* _REQUIRED WORK_:
For the listing below, give the number of lines in which "みどりの日" occurs. Add nothing.
━━━━━━━━
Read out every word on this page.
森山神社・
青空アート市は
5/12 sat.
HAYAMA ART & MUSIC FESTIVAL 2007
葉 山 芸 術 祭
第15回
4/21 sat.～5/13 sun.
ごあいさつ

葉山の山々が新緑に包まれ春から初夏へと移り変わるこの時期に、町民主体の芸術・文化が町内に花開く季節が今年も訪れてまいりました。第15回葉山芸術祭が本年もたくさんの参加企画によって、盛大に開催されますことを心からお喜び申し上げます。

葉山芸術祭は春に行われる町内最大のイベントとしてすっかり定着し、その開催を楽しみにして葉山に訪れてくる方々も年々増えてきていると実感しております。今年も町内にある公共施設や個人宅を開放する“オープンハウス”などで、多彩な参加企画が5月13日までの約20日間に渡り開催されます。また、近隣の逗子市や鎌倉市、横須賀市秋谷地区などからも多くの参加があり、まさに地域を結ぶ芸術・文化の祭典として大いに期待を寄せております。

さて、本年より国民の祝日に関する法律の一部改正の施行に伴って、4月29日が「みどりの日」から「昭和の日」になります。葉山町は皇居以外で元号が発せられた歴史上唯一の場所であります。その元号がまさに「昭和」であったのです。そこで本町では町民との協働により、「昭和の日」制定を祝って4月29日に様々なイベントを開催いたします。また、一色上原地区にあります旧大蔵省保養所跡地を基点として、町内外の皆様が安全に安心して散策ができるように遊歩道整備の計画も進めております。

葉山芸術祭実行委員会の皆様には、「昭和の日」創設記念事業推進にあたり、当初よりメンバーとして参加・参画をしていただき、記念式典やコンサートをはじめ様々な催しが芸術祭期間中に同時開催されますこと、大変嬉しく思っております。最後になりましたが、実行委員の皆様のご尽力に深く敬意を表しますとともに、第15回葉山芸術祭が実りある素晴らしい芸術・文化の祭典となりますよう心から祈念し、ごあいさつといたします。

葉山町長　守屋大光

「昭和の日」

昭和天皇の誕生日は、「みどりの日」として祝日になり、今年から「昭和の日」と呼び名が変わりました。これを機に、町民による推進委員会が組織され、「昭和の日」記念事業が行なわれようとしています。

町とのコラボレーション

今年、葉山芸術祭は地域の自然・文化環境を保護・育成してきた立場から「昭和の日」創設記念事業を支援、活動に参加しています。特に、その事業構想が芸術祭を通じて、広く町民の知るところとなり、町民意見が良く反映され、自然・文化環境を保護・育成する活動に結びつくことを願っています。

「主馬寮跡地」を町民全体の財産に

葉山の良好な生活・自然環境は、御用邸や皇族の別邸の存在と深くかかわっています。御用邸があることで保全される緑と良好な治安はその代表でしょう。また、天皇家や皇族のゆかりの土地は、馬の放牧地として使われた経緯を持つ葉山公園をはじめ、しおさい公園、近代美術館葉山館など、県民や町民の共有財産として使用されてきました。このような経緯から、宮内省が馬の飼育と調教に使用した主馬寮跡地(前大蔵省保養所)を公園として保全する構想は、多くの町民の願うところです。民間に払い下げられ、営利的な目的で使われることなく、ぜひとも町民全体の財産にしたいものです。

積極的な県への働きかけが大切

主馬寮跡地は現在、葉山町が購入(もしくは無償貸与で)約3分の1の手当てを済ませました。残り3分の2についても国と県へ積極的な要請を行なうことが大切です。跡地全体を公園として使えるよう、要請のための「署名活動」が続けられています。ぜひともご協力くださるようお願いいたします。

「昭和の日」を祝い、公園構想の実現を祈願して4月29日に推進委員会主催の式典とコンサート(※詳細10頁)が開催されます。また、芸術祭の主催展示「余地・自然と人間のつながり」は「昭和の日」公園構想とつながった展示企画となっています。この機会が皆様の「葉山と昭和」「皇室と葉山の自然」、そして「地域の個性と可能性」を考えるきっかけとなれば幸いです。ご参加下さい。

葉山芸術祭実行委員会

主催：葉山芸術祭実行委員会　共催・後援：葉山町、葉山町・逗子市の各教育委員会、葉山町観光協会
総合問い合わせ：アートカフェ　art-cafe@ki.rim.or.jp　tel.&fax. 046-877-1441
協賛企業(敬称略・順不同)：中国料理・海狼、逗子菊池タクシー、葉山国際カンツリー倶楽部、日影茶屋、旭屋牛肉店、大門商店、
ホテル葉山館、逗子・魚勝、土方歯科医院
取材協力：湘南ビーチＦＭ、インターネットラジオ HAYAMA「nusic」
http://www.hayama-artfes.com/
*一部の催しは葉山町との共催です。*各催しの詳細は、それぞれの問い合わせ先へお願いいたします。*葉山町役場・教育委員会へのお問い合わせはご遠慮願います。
━━━━━━━━
* _CORRECT RESULT_:
2